Problem description: Copy out, character for character, the lines in the records between the line holding "tree-node[interactable]: + JPEG" and the line holding "90, 166, 105]", inclusive.
--- start of Record list ---
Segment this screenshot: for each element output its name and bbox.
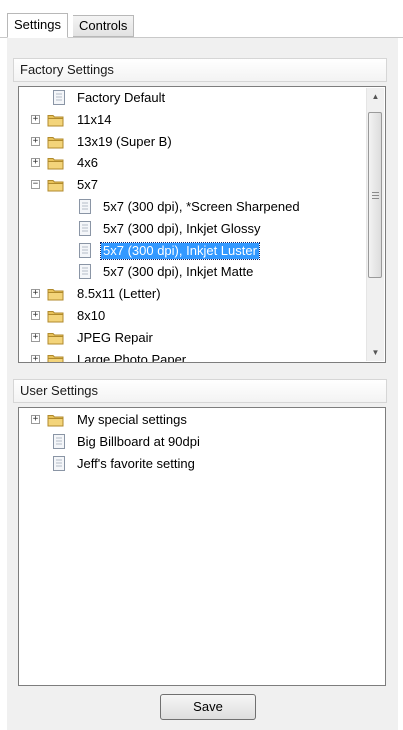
tree-node[interactable]: + JPEG Repair	[19, 328, 359, 349]
tree-node[interactable]: +4x6	[19, 153, 359, 174]
folder-icon	[47, 413, 65, 427]
scroll-down-arrow-icon[interactable]: ▼	[367, 344, 384, 361]
tree-node-label: JPEG Repair	[77, 329, 153, 345]
tree-node-label: 5x7	[77, 177, 98, 193]
grip-line	[372, 198, 379, 199]
tree-node-label: Factory Default	[77, 90, 166, 105]
tree-node[interactable]: +8.5x11 (Letter)	[19, 284, 359, 305]
folder-icon	[47, 331, 65, 345]
document-icon	[78, 198, 92, 215]
expand-icon[interactable]: +	[31, 158, 40, 168]
folder-icon	[47, 113, 65, 127]
tree-node[interactable]: 5x7 (300 dpi), Inkjet Glossy	[19, 219, 359, 240]
user-settings-tree[interactable]: + My special settings Big Billboard at 90d…	[18, 407, 386, 686]
tab-bar: Settings Controls	[0, 0, 403, 40]
tree-node-label: 4x6	[77, 155, 98, 171]
grip-line	[372, 195, 379, 196]
document-icon	[78, 263, 92, 280]
tree-node[interactable]: 5x7 (300 dpi), *Screen Sharpened	[19, 197, 359, 218]
expand-icon[interactable]: +	[31, 114, 40, 124]
scroll-thumb[interactable]	[368, 112, 382, 278]
tree-node[interactable]: Factory Default	[19, 88, 359, 109]
tree-node-label: 5x7 (300 dpi), Inkjet Glossy	[103, 220, 261, 236]
document-icon	[52, 455, 66, 472]
folder-icon	[47, 156, 65, 170]
collapse-icon[interactable]: −	[31, 180, 40, 190]
factory-tree-scrollbar[interactable]: ▲ ▼	[366, 88, 384, 361]
tree-node[interactable]: 5x7 (300 dpi), Inkjet Luster	[19, 241, 359, 262]
expand-icon[interactable]: +	[31, 415, 40, 424]
tree-node-label: Large Photo Paper	[77, 351, 187, 363]
factory-settings-header: Factory Settings	[13, 58, 387, 82]
document-icon	[78, 242, 92, 259]
factory-settings-tree[interactable]: ▲ ▼ Factory Default +11x14 +13x19 (Super B…	[18, 86, 386, 363]
tree-node[interactable]: +13x19 (Super B)	[19, 132, 359, 153]
tab-controls[interactable]: Controls	[73, 15, 135, 37]
folder-icon	[47, 135, 65, 149]
tree-node-label: 5x7 (300 dpi), *Screen Sharpened	[103, 199, 300, 214]
document-icon	[52, 433, 66, 450]
tree-node[interactable]: 5x7 (300 dpi), Inkjet Matte	[19, 262, 359, 283]
expand-icon[interactable]: +	[31, 136, 40, 146]
tree-node-label: 13x19 (Super B)	[77, 133, 172, 149]
tree-node-label: My special settings	[77, 412, 187, 427]
grip-line	[372, 192, 379, 193]
tree-node[interactable]: +8x10	[19, 306, 359, 327]
tree-node[interactable]: + My special settings	[19, 410, 359, 431]
scroll-up-arrow-icon[interactable]: ▲	[367, 88, 384, 105]
tree-node-label: Big Billboard at 90dpi	[77, 434, 200, 449]
tree-node-label: 8x10	[77, 308, 106, 323]
tree-node[interactable]: Big Billboard at 90dpi	[19, 432, 359, 453]
folder-icon	[47, 178, 65, 192]
user-settings-header: User Settings	[13, 379, 387, 403]
save-button[interactable]: Save	[160, 694, 256, 720]
expand-icon[interactable]: +	[31, 311, 40, 320]
tree-node[interactable]: − 5x7	[19, 175, 359, 196]
tree-node[interactable]: Jeff's favorite setting	[19, 454, 359, 475]
document-icon	[52, 89, 66, 106]
folder-icon	[47, 287, 65, 301]
folder-icon	[47, 309, 65, 323]
document-icon	[78, 220, 92, 237]
tree-node-label: 5x7 (300 dpi), Inkjet Matte	[103, 264, 254, 280]
tree-node-label: 5x7 (300 dpi), Inkjet Luster	[100, 241, 260, 260]
tree-node[interactable]: + Large Photo Paper	[19, 350, 359, 363]
tree-node[interactable]: +11x14	[19, 110, 359, 131]
tree-node-label: 8.5x11 (Letter)	[77, 286, 161, 302]
expand-icon[interactable]: +	[31, 354, 40, 362]
tab-settings[interactable]: Settings	[7, 13, 68, 38]
expand-icon[interactable]: +	[31, 289, 40, 299]
expand-icon[interactable]: +	[31, 332, 40, 342]
tree-node-label: 11x14	[77, 111, 112, 127]
folder-icon	[47, 353, 65, 362]
tree-node-label: Jeff's favorite setting	[77, 456, 195, 471]
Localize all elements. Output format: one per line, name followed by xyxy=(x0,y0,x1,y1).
--- end of Record list ---
Response:
tree-node[interactable]: + JPEG Repair	[19, 328, 359, 349]
tree-node[interactable]: +4x6	[19, 153, 359, 174]
folder-icon	[47, 413, 65, 427]
scroll-down-arrow-icon[interactable]: ▼	[367, 344, 384, 361]
tree-node-label: JPEG Repair	[77, 329, 153, 345]
tree-node-label: 5x7	[77, 177, 98, 193]
grip-line	[372, 198, 379, 199]
tree-node-label: Factory Default	[77, 90, 166, 105]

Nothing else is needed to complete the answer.